* EXERCISE DIRECTIONS
Restate the records below word for word, leaving nothing out.

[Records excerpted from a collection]
***
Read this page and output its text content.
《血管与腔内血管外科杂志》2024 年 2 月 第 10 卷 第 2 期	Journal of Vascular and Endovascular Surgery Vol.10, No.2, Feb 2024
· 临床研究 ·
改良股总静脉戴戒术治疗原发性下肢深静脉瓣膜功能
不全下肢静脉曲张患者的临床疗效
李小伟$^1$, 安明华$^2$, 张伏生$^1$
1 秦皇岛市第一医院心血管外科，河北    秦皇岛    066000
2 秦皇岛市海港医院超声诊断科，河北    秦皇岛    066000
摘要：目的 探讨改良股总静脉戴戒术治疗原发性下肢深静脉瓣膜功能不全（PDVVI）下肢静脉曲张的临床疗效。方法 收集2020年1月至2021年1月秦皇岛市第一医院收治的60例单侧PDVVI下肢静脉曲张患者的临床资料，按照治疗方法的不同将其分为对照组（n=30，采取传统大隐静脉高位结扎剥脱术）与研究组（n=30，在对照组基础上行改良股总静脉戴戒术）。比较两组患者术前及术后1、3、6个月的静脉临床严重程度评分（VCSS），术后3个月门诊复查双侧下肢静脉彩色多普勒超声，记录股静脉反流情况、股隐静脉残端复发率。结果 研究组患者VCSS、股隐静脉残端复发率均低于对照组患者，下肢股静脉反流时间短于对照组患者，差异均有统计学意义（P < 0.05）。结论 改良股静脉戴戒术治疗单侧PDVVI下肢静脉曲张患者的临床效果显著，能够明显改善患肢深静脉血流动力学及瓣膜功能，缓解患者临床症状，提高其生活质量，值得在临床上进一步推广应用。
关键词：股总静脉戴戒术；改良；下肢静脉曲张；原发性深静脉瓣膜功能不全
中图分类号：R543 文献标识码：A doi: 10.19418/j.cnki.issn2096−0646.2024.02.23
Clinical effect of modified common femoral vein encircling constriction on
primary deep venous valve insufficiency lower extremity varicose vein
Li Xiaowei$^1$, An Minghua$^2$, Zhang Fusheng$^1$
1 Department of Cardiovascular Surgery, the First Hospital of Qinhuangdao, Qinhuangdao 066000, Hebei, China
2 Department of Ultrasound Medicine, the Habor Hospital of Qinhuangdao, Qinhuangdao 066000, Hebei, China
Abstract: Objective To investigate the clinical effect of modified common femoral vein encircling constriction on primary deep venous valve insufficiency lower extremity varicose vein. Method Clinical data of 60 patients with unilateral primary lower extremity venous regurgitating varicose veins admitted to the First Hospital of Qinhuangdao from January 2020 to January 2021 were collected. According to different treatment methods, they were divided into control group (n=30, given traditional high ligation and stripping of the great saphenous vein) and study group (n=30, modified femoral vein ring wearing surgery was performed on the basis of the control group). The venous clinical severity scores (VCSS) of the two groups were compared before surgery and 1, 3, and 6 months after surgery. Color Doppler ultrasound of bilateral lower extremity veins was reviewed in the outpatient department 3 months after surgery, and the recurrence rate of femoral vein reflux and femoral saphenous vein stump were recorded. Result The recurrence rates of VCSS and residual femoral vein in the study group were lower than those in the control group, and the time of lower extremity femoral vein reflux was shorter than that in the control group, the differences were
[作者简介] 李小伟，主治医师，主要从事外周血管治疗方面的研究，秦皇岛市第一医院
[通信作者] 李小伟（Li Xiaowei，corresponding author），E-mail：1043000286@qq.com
***
* SOLUTION FOR THIS TASK
Read this page and output its text content.
《血管与腔内血管外科杂志》2024 年 2 月 第 10 卷 第 2 期	Journal of Vascular and Endovascular Surgery Vol.10, No.2, Feb 2024
· 临床研究 ·
改良股总静脉戴戒术治疗原发性下肢深静脉瓣膜功能
不全下肢静脉曲张患者的临床疗效
李小伟$^1$, 安明华$^2$, 张伏生$^1$
1 秦皇岛市第一医院心血管外科，河北    秦皇岛    066000
2 秦皇岛市海港医院超声诊断科，河北    秦皇岛    066000
摘要：目的 探讨改良股总静脉戴戒术治疗原发性下肢深静脉瓣膜功能不全（PDVVI）下肢静脉曲张的临床疗效。方法 收集2020年1月至2021年1月秦皇岛市第一医院收治的60例单侧PDVVI下肢静脉曲张患者的临床资料，按照治疗方法的不同将其分为对照组（n=30，采取传统大隐静脉高位结扎剥脱术）与研究组（n=30，在对照组基础上行改良股总静脉戴戒术）。比较两组患者术前及术后1、3、6个月的静脉临床严重程度评分（VCSS），术后3个月门诊复查双侧下肢静脉彩色多普勒超声，记录股静脉反流情况、股隐静脉残端复发率。结果 研究组患者VCSS、股隐静脉残端复发率均低于对照组患者，下肢股静脉反流时间短于对照组患者，差异均有统计学意义（P < 0.05）。结论 改良股静脉戴戒术治疗单侧PDVVI下肢静脉曲张患者的临床效果显著，能够明显改善患肢深静脉血流动力学及瓣膜功能，缓解患者临床症状，提高其生活质量，值得在临床上进一步推广应用。
关键词：股总静脉戴戒术；改良；下肢静脉曲张；原发性深静脉瓣膜功能不全
中图分类号：R543 文献标识码：A doi: 10.19418/j.cnki.issn2096−0646.2024.02.23
Clinical effect of modified common femoral vein encircling constriction on
primary deep venous valve insufficiency lower extremity varicose vein
Li Xiaowei$^1$, An Minghua$^2$, Zhang Fusheng$^1$
1 Department of Cardiovascular Surgery, the First Hospital of Qinhuangdao, Qinhuangdao 066000, Hebei, China
2 Department of Ultrasound Medicine, the Habor Hospital of Qinhuangdao, Qinhuangdao 066000, Hebei, China
Abstract: Objective To investigate the clinical effect of modified common femoral vein encircling constriction on primary deep venous valve insufficiency lower extremity varicose vein. Method Clinical data of 60 patients with unilateral primary lower extremity venous regurgitating varicose veins admitted to the First Hospital of Qinhuangdao from January 2020 to January 2021 were collected. According to different treatment methods, they were divided into control group (n=30, given traditional high ligation and stripping of the great saphenous vein) and study group (n=30, modified femoral vein ring wearing surgery was performed on the basis of the control group). The venous clinical severity scores (VCSS) of the two groups were compared before surgery and 1, 3, and 6 months after surgery. Color Doppler ultrasound of bilateral lower extremity veins was reviewed in the outpatient department 3 months after surgery, and the recurrence rate of femoral vein reflux and femoral saphenous vein stump were recorded. Result The recurrence rates of VCSS and residual femoral vein in the study group were lower than those in the control group, and the time of lower extremity femoral vein reflux was shorter than that in the control group, the differences were
[作者简介] 李小伟，主治医师，主要从事外周血管治疗方面的研究，秦皇岛市第一医院
[通信作者] 李小伟（Li Xiaowei，corresponding author），E-mail：1043000286@qq.com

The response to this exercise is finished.